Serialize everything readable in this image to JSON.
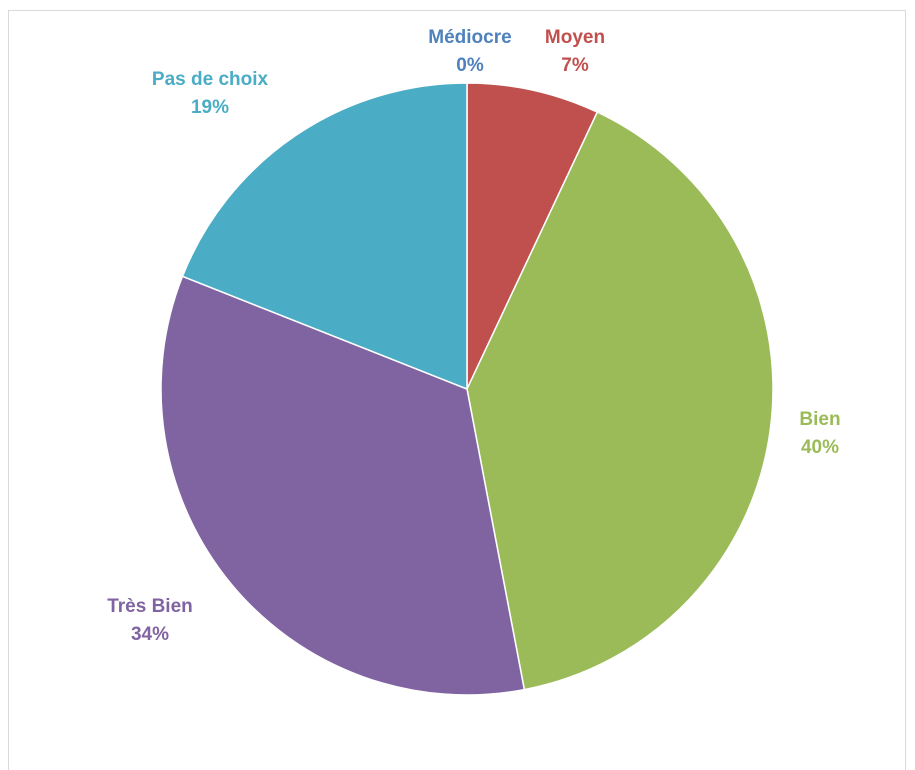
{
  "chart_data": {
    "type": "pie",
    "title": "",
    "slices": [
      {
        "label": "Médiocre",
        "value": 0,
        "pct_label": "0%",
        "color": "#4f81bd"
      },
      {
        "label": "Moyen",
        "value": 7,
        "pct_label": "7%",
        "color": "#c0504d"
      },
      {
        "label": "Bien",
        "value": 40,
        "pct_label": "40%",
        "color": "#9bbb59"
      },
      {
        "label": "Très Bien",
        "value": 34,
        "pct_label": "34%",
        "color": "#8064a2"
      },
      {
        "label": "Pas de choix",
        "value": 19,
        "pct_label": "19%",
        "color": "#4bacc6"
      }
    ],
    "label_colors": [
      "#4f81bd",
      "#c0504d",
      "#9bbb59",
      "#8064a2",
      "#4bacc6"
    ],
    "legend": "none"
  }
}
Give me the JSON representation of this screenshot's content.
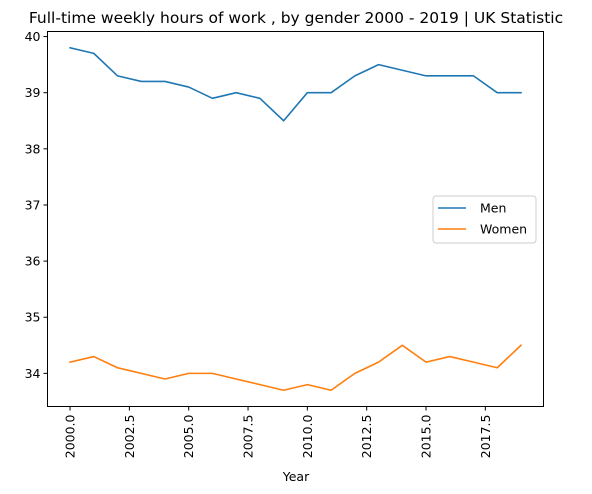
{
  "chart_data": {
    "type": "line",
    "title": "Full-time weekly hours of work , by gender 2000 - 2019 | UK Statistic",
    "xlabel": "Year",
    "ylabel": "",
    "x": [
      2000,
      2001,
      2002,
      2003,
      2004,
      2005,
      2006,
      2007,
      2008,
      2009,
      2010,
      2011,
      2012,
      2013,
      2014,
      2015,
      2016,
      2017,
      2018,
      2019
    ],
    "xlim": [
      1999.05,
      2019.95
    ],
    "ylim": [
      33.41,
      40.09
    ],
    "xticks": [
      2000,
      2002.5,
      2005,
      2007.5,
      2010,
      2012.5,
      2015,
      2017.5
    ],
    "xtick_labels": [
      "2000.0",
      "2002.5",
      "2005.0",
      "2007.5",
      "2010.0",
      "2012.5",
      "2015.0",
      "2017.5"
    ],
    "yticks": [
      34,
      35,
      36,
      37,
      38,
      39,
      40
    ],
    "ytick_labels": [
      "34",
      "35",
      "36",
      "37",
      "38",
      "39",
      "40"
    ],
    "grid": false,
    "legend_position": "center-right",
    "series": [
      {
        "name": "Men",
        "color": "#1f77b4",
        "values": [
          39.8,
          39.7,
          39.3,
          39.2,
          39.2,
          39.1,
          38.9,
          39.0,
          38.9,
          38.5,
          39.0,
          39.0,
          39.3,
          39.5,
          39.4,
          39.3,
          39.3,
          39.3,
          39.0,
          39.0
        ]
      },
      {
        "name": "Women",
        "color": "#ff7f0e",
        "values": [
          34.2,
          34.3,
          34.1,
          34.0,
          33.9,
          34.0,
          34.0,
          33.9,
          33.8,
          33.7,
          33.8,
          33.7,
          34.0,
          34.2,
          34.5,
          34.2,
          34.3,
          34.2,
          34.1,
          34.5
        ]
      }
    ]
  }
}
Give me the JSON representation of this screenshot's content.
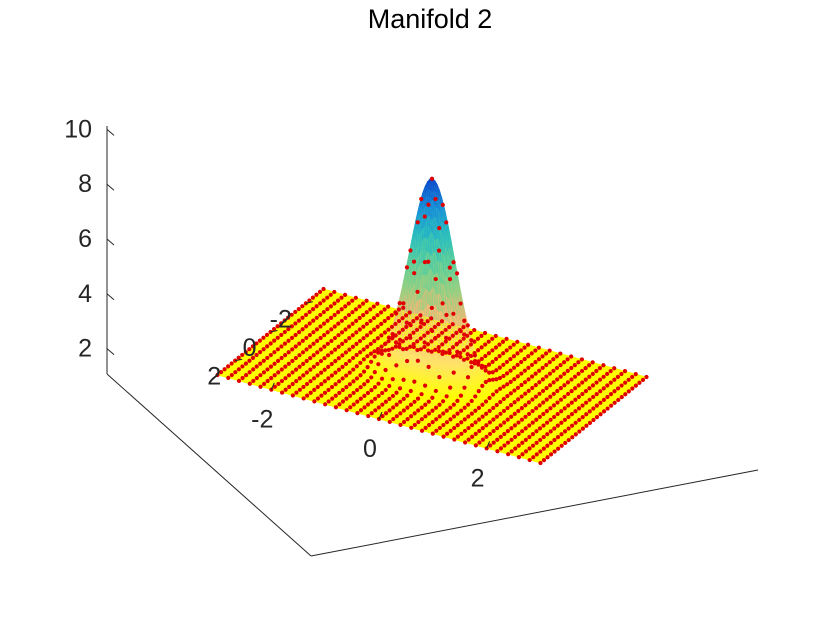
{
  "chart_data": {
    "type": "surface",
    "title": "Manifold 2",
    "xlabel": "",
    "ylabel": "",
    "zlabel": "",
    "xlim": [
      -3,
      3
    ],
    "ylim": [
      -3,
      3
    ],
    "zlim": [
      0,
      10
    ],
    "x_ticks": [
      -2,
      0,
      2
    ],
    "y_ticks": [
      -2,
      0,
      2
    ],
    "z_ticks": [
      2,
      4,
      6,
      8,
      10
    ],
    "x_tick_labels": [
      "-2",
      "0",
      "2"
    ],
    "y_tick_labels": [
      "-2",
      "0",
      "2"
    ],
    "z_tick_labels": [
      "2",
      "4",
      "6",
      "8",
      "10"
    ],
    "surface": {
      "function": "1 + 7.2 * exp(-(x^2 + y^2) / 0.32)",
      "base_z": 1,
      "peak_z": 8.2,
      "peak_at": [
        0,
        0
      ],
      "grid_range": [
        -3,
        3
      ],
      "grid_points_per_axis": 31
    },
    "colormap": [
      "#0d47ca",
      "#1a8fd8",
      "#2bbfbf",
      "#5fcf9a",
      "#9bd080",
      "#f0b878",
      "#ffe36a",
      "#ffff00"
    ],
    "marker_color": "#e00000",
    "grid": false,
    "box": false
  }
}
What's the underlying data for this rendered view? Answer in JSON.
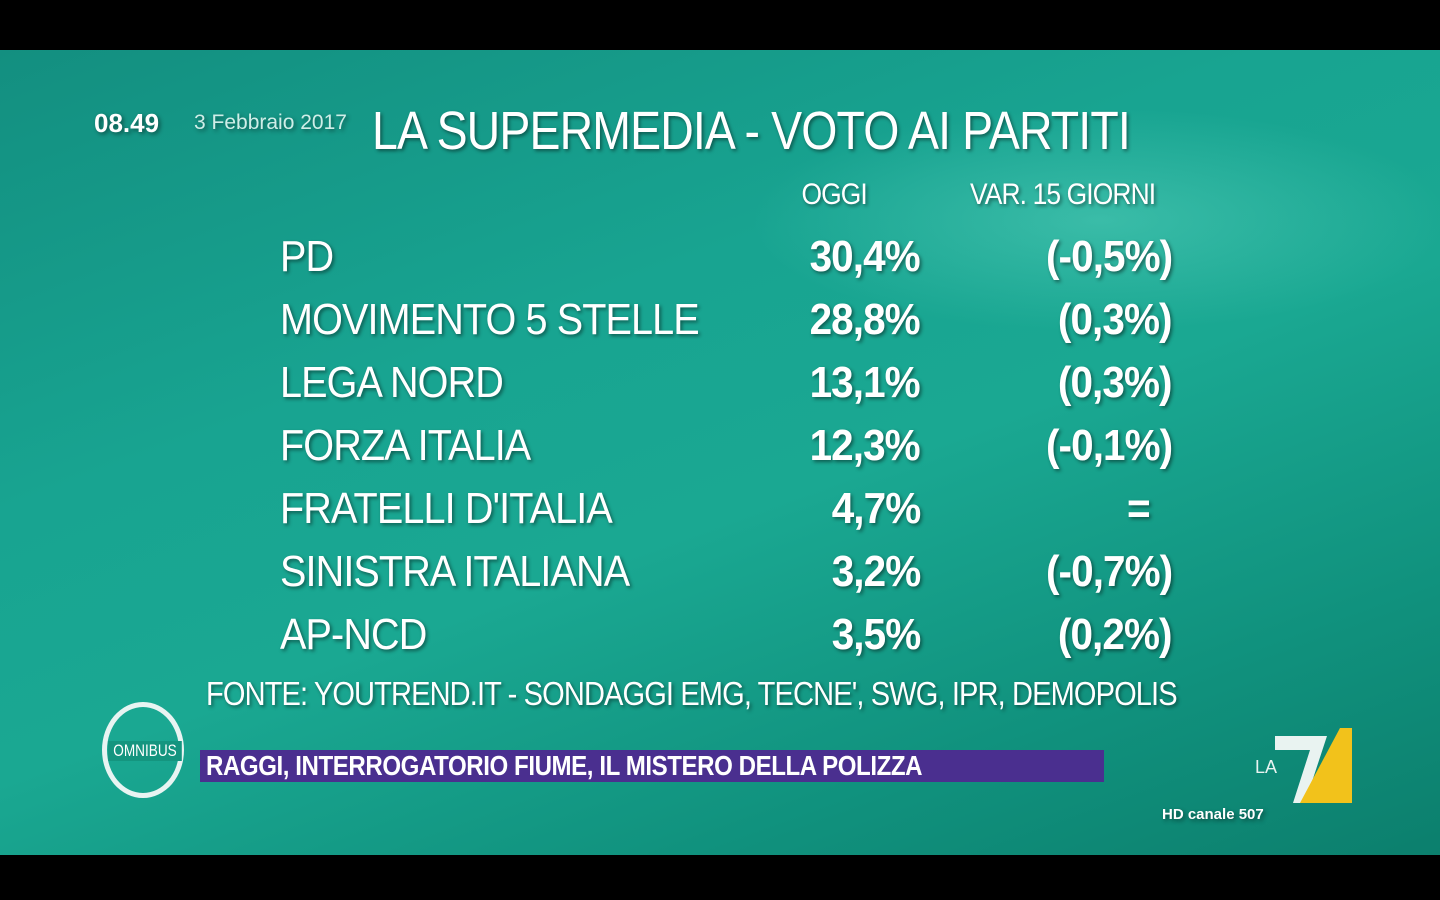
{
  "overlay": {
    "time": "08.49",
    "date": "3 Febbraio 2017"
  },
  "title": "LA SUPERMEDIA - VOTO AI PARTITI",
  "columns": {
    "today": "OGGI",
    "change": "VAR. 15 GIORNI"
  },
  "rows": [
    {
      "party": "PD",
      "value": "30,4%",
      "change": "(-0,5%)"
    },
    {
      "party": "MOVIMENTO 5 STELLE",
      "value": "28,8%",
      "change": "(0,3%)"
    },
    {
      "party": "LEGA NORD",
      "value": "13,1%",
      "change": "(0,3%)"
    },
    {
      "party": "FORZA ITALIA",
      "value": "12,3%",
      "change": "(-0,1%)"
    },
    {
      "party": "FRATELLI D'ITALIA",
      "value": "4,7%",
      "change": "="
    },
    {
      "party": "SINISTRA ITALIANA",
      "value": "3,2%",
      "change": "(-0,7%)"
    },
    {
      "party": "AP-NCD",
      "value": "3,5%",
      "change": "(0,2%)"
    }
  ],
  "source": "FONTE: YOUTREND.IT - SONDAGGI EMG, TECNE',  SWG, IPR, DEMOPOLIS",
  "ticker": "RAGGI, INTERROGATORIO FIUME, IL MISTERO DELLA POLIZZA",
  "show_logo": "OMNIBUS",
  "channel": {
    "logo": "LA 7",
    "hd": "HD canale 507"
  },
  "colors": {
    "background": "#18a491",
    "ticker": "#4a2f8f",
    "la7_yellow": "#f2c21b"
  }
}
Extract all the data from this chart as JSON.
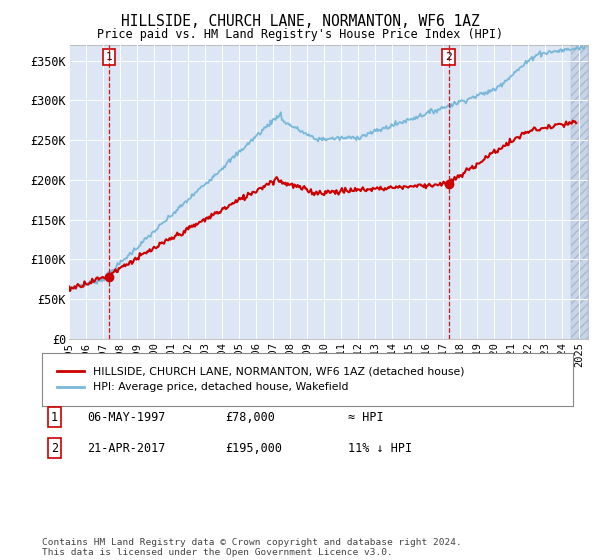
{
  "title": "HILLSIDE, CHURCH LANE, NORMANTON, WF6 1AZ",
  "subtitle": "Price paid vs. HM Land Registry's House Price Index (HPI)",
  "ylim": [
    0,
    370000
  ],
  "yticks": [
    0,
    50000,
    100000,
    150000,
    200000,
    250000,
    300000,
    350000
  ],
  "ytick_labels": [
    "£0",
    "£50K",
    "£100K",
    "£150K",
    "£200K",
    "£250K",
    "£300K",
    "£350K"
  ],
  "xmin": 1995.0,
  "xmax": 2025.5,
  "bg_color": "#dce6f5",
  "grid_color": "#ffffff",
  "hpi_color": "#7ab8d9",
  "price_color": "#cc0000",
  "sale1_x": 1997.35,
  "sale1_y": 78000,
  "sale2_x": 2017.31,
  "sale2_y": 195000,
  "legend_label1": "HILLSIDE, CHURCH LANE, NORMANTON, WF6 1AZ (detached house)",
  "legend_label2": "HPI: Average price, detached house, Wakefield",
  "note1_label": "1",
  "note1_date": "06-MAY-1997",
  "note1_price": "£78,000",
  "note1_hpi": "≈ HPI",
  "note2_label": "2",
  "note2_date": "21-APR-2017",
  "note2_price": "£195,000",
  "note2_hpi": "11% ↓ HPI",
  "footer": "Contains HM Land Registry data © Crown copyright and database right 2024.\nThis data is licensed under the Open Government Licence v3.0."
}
┄┄┄┄┄┄┄┄┄┄┄┄┄┄┄┄┄┄┄┄
● Task brief: Write out the material above once more, exactly as it reads, with no pictures.

● Result:
Serialize everything readable in this image to JSON.
{
  "chart_data": {
    "type": "pie",
    "title": "",
    "slices": [
      {
        "label": "Médiocre",
        "value": 0,
        "pct_label": "0%",
        "color": "#4f81bd"
      },
      {
        "label": "Moyen",
        "value": 7,
        "pct_label": "7%",
        "color": "#c0504d"
      },
      {
        "label": "Bien",
        "value": 40,
        "pct_label": "40%",
        "color": "#9bbb59"
      },
      {
        "label": "Très Bien",
        "value": 34,
        "pct_label": "34%",
        "color": "#8064a2"
      },
      {
        "label": "Pas de choix",
        "value": 19,
        "pct_label": "19%",
        "color": "#4bacc6"
      }
    ],
    "label_colors": [
      "#4f81bd",
      "#c0504d",
      "#9bbb59",
      "#8064a2",
      "#4bacc6"
    ],
    "legend": "none"
  }
}
Give me the JSON representation of this screenshot's content.
{
  "chart_data": {
    "type": "line",
    "title": "Full-time weekly hours of work , by gender 2000 - 2019 | UK Statistic",
    "xlabel": "Year",
    "ylabel": "",
    "x": [
      2000,
      2001,
      2002,
      2003,
      2004,
      2005,
      2006,
      2007,
      2008,
      2009,
      2010,
      2011,
      2012,
      2013,
      2014,
      2015,
      2016,
      2017,
      2018,
      2019
    ],
    "xlim": [
      1999.05,
      2019.95
    ],
    "ylim": [
      33.41,
      40.09
    ],
    "xticks": [
      2000,
      2002.5,
      2005,
      2007.5,
      2010,
      2012.5,
      2015,
      2017.5
    ],
    "xtick_labels": [
      "2000.0",
      "2002.5",
      "2005.0",
      "2007.5",
      "2010.0",
      "2012.5",
      "2015.0",
      "2017.5"
    ],
    "yticks": [
      34,
      35,
      36,
      37,
      38,
      39,
      40
    ],
    "ytick_labels": [
      "34",
      "35",
      "36",
      "37",
      "38",
      "39",
      "40"
    ],
    "grid": false,
    "legend_position": "center-right",
    "series": [
      {
        "name": "Men",
        "color": "#1f77b4",
        "values": [
          39.8,
          39.7,
          39.3,
          39.2,
          39.2,
          39.1,
          38.9,
          39.0,
          38.9,
          38.5,
          39.0,
          39.0,
          39.3,
          39.5,
          39.4,
          39.3,
          39.3,
          39.3,
          39.0,
          39.0
        ]
      },
      {
        "name": "Women",
        "color": "#ff7f0e",
        "values": [
          34.2,
          34.3,
          34.1,
          34.0,
          33.9,
          34.0,
          34.0,
          33.9,
          33.8,
          33.7,
          33.8,
          33.7,
          34.0,
          34.2,
          34.5,
          34.2,
          34.3,
          34.2,
          34.1,
          34.5
        ]
      }
    ]
  }
}
Give me the JSON representation of this screenshot's content.
{
  "chart_data": {
    "type": "surface",
    "title": "Manifold 2",
    "xlabel": "",
    "ylabel": "",
    "zlabel": "",
    "xlim": [
      -3,
      3
    ],
    "ylim": [
      -3,
      3
    ],
    "zlim": [
      0,
      10
    ],
    "x_ticks": [
      -2,
      0,
      2
    ],
    "y_ticks": [
      -2,
      0,
      2
    ],
    "z_ticks": [
      2,
      4,
      6,
      8,
      10
    ],
    "x_tick_labels": [
      "-2",
      "0",
      "2"
    ],
    "y_tick_labels": [
      "-2",
      "0",
      "2"
    ],
    "z_tick_labels": [
      "2",
      "4",
      "6",
      "8",
      "10"
    ],
    "surface": {
      "function": "1 + 7.2 * exp(-(x^2 + y^2) / 0.32)",
      "base_z": 1,
      "peak_z": 8.2,
      "peak_at": [
        0,
        0
      ],
      "grid_range": [
        -3,
        3
      ],
      "grid_points_per_axis": 31
    },
    "colormap": [
      "#0d47ca",
      "#1a8fd8",
      "#2bbfbf",
      "#5fcf9a",
      "#9bd080",
      "#f0b878",
      "#ffe36a",
      "#ffff00"
    ],
    "marker_color": "#e00000",
    "grid": false,
    "box": false
  }
}
What's the underlying data for this rendered view? Answer in JSON.
{
  "overlay": {
    "time": "08.49",
    "date": "3 Febbraio 2017"
  },
  "title": "LA SUPERMEDIA - VOTO AI PARTITI",
  "columns": {
    "today": "OGGI",
    "change": "VAR. 15 GIORNI"
  },
  "rows": [
    {
      "party": "PD",
      "value": "30,4%",
      "change": "(-0,5%)"
    },
    {
      "party": "MOVIMENTO 5 STELLE",
      "value": "28,8%",
      "change": "(0,3%)"
    },
    {
      "party": "LEGA NORD",
      "value": "13,1%",
      "change": "(0,3%)"
    },
    {
      "party": "FORZA ITALIA",
      "value": "12,3%",
      "change": "(-0,1%)"
    },
    {
      "party": "FRATELLI D'ITALIA",
      "value": "4,7%",
      "change": "="
    },
    {
      "party": "SINISTRA ITALIANA",
      "value": "3,2%",
      "change": "(-0,7%)"
    },
    {
      "party": "AP-NCD",
      "value": "3,5%",
      "change": "(0,2%)"
    }
  ],
  "source": "FONTE: YOUTREND.IT - SONDAGGI EMG, TECNE',  SWG, IPR, DEMOPOLIS",
  "ticker": "RAGGI, INTERROGATORIO FIUME, IL MISTERO DELLA POLIZZA",
  "show_logo": "OMNIBUS",
  "channel": {
    "logo": "LA 7",
    "hd": "HD canale 507"
  },
  "colors": {
    "background": "#18a491",
    "ticker": "#4a2f8f",
    "la7_yellow": "#f2c21b"
  }
}
Extract all the data from this chart as JSON.
{
  "title": "HILLSIDE, CHURCH LANE, NORMANTON, WF6 1AZ",
  "subtitle": "Price paid vs. HM Land Registry's House Price Index (HPI)",
  "ylim": [
    0,
    370000
  ],
  "yticks": [
    0,
    50000,
    100000,
    150000,
    200000,
    250000,
    300000,
    350000
  ],
  "ytick_labels": [
    "£0",
    "£50K",
    "£100K",
    "£150K",
    "£200K",
    "£250K",
    "£300K",
    "£350K"
  ],
  "xmin": 1995.0,
  "xmax": 2025.5,
  "bg_color": "#dce6f5",
  "grid_color": "#ffffff",
  "hpi_color": "#7ab8d9",
  "price_color": "#cc0000",
  "sale1_x": 1997.35,
  "sale1_y": 78000,
  "sale2_x": 2017.31,
  "sale2_y": 195000,
  "legend_label1": "HILLSIDE, CHURCH LANE, NORMANTON, WF6 1AZ (detached house)",
  "legend_label2": "HPI: Average price, detached house, Wakefield",
  "note1_label": "1",
  "note1_date": "06-MAY-1997",
  "note1_price": "£78,000",
  "note1_hpi": "≈ HPI",
  "note2_label": "2",
  "note2_date": "21-APR-2017",
  "note2_price": "£195,000",
  "note2_hpi": "11% ↓ HPI",
  "footer": "Contains HM Land Registry data © Crown copyright and database right 2024.\nThis data is licensed under the Open Government Licence v3.0."
}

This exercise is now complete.